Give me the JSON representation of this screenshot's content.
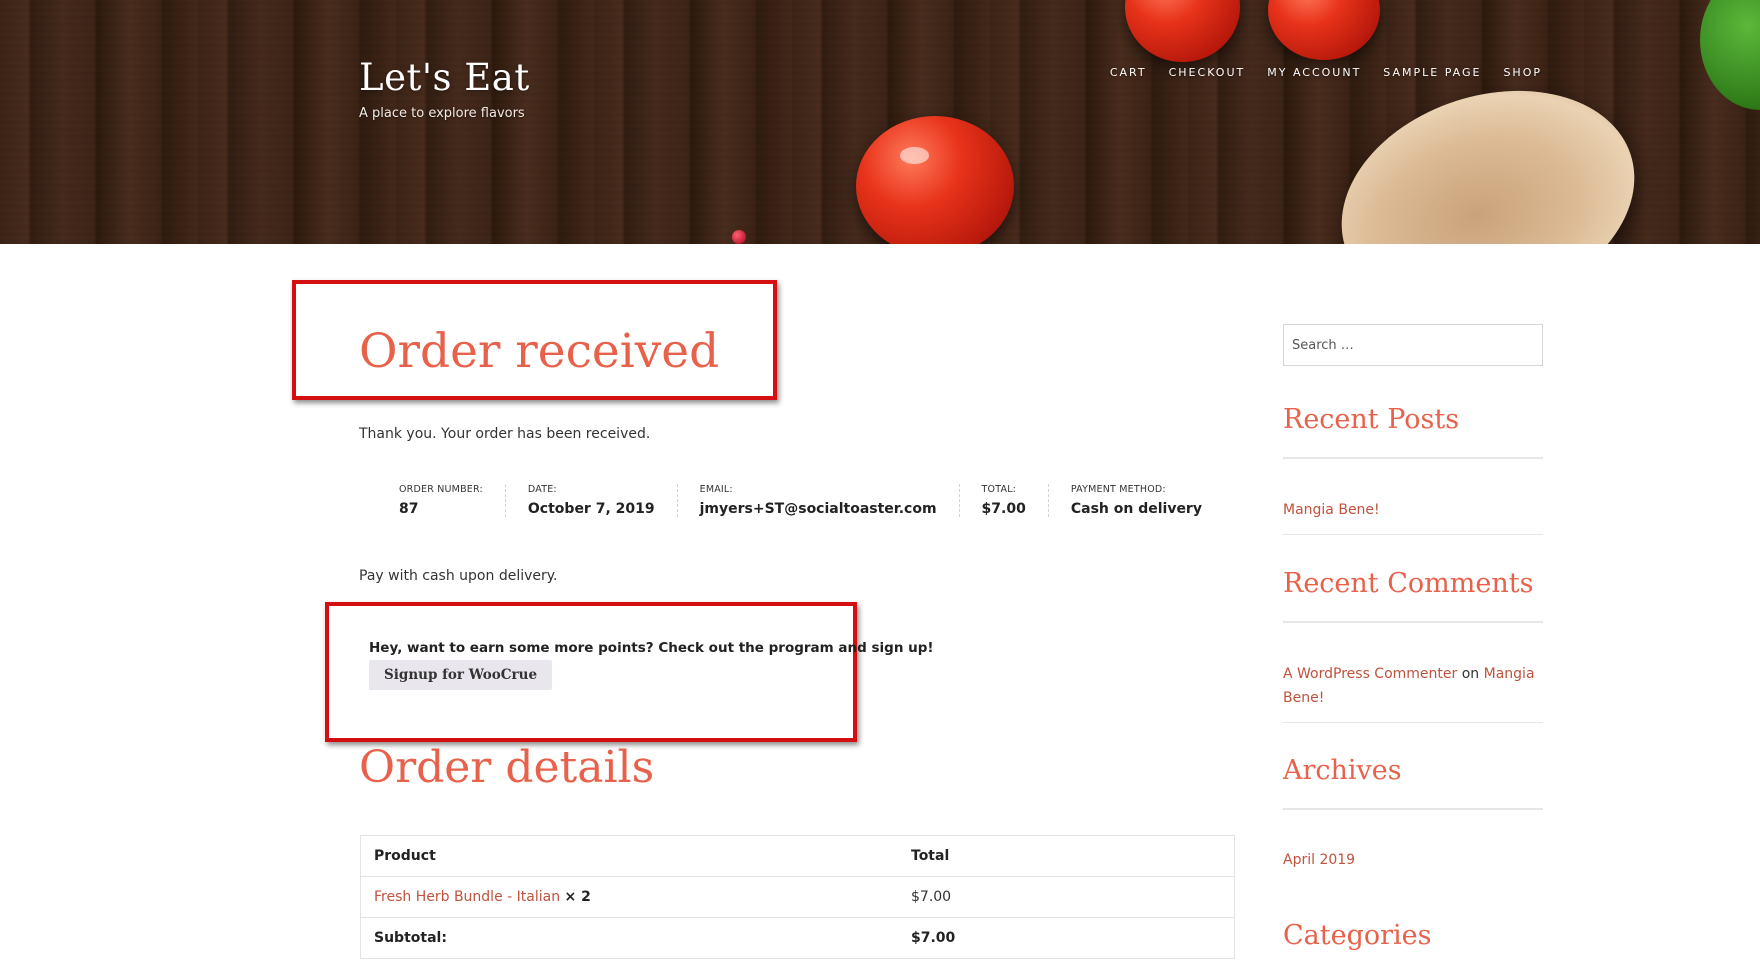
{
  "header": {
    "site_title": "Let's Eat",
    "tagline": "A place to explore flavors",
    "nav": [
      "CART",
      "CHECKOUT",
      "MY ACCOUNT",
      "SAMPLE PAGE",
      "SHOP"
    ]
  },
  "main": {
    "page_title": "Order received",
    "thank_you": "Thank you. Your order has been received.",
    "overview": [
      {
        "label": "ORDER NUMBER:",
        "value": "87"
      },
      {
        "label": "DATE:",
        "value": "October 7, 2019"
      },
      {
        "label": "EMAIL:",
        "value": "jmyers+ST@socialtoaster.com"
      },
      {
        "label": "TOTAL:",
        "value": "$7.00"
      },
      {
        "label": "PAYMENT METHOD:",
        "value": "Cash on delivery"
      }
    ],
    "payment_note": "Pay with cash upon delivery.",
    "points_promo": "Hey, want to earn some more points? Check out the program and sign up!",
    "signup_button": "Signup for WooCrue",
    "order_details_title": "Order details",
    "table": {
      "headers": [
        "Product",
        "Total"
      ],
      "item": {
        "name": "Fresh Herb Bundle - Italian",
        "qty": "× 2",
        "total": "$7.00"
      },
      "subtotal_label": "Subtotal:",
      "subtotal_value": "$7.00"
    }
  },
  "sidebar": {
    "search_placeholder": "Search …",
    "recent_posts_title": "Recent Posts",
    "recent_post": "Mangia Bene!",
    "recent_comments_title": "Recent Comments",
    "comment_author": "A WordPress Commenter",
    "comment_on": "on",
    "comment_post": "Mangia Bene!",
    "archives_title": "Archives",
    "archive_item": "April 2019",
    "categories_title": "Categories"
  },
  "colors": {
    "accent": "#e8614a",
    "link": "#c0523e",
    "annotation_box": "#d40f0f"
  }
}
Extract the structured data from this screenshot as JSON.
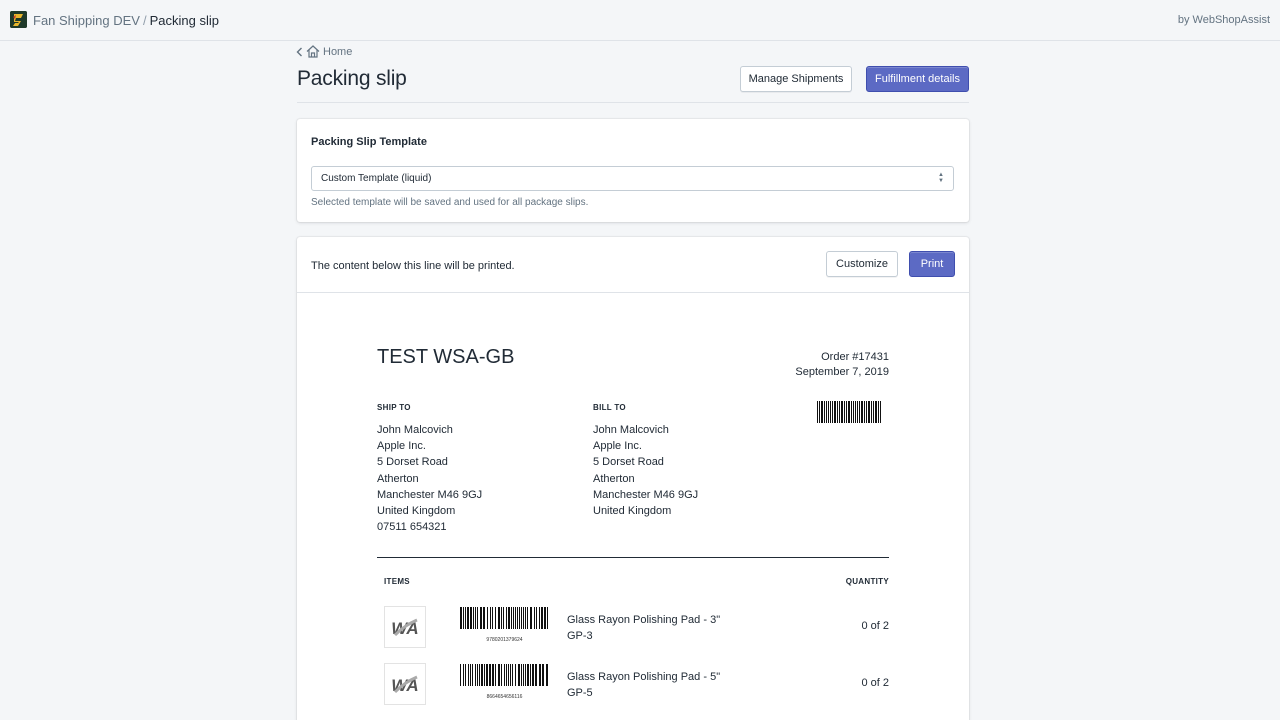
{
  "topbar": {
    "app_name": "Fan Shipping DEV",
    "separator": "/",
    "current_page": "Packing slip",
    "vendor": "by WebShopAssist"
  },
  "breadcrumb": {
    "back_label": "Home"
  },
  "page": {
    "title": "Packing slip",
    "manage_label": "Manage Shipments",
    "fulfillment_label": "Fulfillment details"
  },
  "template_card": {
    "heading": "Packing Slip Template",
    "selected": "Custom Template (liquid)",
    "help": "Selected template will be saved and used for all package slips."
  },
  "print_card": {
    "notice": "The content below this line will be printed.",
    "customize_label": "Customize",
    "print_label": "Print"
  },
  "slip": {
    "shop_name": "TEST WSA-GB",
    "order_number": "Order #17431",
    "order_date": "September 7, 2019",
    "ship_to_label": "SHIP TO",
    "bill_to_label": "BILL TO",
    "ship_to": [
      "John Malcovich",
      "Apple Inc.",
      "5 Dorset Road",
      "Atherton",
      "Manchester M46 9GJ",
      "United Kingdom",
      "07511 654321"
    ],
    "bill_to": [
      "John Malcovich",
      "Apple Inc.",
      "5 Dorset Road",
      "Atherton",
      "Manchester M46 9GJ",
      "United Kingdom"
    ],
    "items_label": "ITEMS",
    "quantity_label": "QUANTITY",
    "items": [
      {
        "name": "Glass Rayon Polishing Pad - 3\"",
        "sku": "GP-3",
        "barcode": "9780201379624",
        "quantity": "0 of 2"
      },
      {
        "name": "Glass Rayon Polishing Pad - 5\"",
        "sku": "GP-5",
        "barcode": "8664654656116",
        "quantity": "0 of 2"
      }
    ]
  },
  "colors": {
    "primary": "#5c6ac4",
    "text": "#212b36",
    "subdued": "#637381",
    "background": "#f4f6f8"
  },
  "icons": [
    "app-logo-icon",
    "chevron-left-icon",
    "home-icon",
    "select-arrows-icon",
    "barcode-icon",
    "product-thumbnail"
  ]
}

• _Exercise_: Write out each entry exactly as given, omitting any picture.

• _Answer to this task_:
Give me the JSON representation of this screenshot's content.
{
  "header": {
    "site_title": "Let's Eat",
    "tagline": "A place to explore flavors",
    "nav": [
      "CART",
      "CHECKOUT",
      "MY ACCOUNT",
      "SAMPLE PAGE",
      "SHOP"
    ]
  },
  "main": {
    "page_title": "Order received",
    "thank_you": "Thank you. Your order has been received.",
    "overview": [
      {
        "label": "ORDER NUMBER:",
        "value": "87"
      },
      {
        "label": "DATE:",
        "value": "October 7, 2019"
      },
      {
        "label": "EMAIL:",
        "value": "jmyers+ST@socialtoaster.com"
      },
      {
        "label": "TOTAL:",
        "value": "$7.00"
      },
      {
        "label": "PAYMENT METHOD:",
        "value": "Cash on delivery"
      }
    ],
    "payment_note": "Pay with cash upon delivery.",
    "points_promo": "Hey, want to earn some more points? Check out the program and sign up!",
    "signup_button": "Signup for WooCrue",
    "order_details_title": "Order details",
    "table": {
      "headers": [
        "Product",
        "Total"
      ],
      "item": {
        "name": "Fresh Herb Bundle - Italian",
        "qty": "× 2",
        "total": "$7.00"
      },
      "subtotal_label": "Subtotal:",
      "subtotal_value": "$7.00"
    }
  },
  "sidebar": {
    "search_placeholder": "Search …",
    "recent_posts_title": "Recent Posts",
    "recent_post": "Mangia Bene!",
    "recent_comments_title": "Recent Comments",
    "comment_author": "A WordPress Commenter",
    "comment_on": "on",
    "comment_post": "Mangia Bene!",
    "archives_title": "Archives",
    "archive_item": "April 2019",
    "categories_title": "Categories"
  },
  "colors": {
    "accent": "#e8614a",
    "link": "#c0523e",
    "annotation_box": "#d40f0f"
  }
}
Extract the structured data from this screenshot as JSON.
{
  "topbar": {
    "app_name": "Fan Shipping DEV",
    "separator": "/",
    "current_page": "Packing slip",
    "vendor": "by WebShopAssist"
  },
  "breadcrumb": {
    "back_label": "Home"
  },
  "page": {
    "title": "Packing slip",
    "manage_label": "Manage Shipments",
    "fulfillment_label": "Fulfillment details"
  },
  "template_card": {
    "heading": "Packing Slip Template",
    "selected": "Custom Template (liquid)",
    "help": "Selected template will be saved and used for all package slips."
  },
  "print_card": {
    "notice": "The content below this line will be printed.",
    "customize_label": "Customize",
    "print_label": "Print"
  },
  "slip": {
    "shop_name": "TEST WSA-GB",
    "order_number": "Order #17431",
    "order_date": "September 7, 2019",
    "ship_to_label": "SHIP TO",
    "bill_to_label": "BILL TO",
    "ship_to": [
      "John Malcovich",
      "Apple Inc.",
      "5 Dorset Road",
      "Atherton",
      "Manchester M46 9GJ",
      "United Kingdom",
      "07511 654321"
    ],
    "bill_to": [
      "John Malcovich",
      "Apple Inc.",
      "5 Dorset Road",
      "Atherton",
      "Manchester M46 9GJ",
      "United Kingdom"
    ],
    "items_label": "ITEMS",
    "quantity_label": "QUANTITY",
    "items": [
      {
        "name": "Glass Rayon Polishing Pad - 3\"",
        "sku": "GP-3",
        "barcode": "9780201379624",
        "quantity": "0 of 2"
      },
      {
        "name": "Glass Rayon Polishing Pad - 5\"",
        "sku": "GP-5",
        "barcode": "8664654656116",
        "quantity": "0 of 2"
      }
    ]
  },
  "colors": {
    "primary": "#5c6ac4",
    "text": "#212b36",
    "subdued": "#637381",
    "background": "#f4f6f8"
  },
  "icons": [
    "app-logo-icon",
    "chevron-left-icon",
    "home-icon",
    "select-arrows-icon",
    "barcode-icon",
    "product-thumbnail"
  ]
}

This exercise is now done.